_Extracted records_
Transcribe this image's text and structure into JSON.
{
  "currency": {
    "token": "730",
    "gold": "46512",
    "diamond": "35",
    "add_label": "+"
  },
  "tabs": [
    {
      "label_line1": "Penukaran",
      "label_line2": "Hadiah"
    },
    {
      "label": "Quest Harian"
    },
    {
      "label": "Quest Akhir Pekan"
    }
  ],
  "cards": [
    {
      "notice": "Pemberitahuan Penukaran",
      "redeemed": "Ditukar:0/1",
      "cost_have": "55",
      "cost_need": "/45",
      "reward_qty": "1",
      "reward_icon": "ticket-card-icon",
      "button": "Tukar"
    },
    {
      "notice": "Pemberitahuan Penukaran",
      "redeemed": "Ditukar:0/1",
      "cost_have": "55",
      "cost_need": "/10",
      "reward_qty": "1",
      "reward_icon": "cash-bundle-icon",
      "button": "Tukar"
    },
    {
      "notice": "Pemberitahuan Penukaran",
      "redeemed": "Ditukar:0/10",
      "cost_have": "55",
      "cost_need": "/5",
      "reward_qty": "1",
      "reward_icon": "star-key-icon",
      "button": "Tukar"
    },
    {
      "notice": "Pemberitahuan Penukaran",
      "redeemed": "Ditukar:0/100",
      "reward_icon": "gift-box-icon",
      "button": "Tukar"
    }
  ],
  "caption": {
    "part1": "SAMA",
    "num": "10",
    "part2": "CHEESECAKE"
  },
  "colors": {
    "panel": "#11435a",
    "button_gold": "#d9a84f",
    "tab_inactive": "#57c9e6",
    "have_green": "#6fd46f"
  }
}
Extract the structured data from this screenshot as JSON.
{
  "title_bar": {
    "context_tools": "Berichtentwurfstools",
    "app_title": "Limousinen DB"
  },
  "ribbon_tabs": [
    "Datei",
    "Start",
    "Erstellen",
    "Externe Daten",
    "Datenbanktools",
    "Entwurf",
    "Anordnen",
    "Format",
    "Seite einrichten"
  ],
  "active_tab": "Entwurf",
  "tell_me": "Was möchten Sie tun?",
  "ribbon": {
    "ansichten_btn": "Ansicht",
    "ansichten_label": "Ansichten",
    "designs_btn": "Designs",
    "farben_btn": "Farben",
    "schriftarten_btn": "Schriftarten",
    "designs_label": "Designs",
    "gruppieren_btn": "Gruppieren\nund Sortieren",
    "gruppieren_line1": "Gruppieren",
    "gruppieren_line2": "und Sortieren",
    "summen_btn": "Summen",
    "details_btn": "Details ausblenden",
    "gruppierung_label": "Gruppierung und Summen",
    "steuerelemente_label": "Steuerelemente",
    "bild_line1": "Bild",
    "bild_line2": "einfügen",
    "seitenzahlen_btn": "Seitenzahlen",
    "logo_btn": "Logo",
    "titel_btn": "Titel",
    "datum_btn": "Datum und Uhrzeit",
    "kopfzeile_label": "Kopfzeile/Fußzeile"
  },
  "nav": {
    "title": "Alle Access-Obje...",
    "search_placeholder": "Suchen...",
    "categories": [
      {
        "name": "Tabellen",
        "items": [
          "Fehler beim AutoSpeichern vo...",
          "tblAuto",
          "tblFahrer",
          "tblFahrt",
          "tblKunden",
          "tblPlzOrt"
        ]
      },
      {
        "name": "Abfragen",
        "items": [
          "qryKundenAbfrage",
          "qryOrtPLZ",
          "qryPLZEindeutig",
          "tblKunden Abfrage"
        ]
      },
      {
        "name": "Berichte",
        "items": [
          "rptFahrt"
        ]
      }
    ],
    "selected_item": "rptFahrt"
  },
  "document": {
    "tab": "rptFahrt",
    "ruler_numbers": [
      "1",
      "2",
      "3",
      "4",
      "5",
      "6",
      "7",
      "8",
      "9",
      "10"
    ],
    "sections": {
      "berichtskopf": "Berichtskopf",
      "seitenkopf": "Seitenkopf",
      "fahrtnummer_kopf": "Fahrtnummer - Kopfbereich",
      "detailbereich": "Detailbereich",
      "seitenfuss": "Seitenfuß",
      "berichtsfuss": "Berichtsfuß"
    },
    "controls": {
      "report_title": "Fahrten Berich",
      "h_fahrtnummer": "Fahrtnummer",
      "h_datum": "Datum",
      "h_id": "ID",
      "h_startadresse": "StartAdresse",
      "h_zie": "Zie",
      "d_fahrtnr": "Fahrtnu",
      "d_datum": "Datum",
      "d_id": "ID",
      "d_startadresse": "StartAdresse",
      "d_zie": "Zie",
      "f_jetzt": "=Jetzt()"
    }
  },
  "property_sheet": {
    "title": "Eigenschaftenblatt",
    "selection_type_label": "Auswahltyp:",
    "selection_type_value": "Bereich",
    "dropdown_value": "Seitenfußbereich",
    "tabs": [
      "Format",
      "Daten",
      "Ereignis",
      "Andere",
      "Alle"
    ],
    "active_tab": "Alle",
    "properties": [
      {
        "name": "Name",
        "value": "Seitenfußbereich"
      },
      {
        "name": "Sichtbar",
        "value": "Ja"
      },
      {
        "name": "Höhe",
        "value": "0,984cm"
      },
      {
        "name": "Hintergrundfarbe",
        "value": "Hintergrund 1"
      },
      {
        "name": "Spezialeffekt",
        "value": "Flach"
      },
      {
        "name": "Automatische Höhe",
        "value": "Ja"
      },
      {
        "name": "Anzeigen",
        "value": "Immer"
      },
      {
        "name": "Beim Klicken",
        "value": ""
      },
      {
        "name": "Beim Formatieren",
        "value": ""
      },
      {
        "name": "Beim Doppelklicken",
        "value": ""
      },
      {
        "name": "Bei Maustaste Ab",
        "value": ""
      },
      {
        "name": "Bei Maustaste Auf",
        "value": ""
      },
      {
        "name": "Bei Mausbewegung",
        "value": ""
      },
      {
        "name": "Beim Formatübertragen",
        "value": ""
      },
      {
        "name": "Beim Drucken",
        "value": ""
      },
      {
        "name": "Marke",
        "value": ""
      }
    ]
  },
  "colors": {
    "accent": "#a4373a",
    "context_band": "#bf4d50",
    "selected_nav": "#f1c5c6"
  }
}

_Exercise description_
Pick out each line containing "StartAdresse" and report it.

_Full output_
      "h_startadresse": "StartAdresse",
      "d_startadresse": "StartAdresse",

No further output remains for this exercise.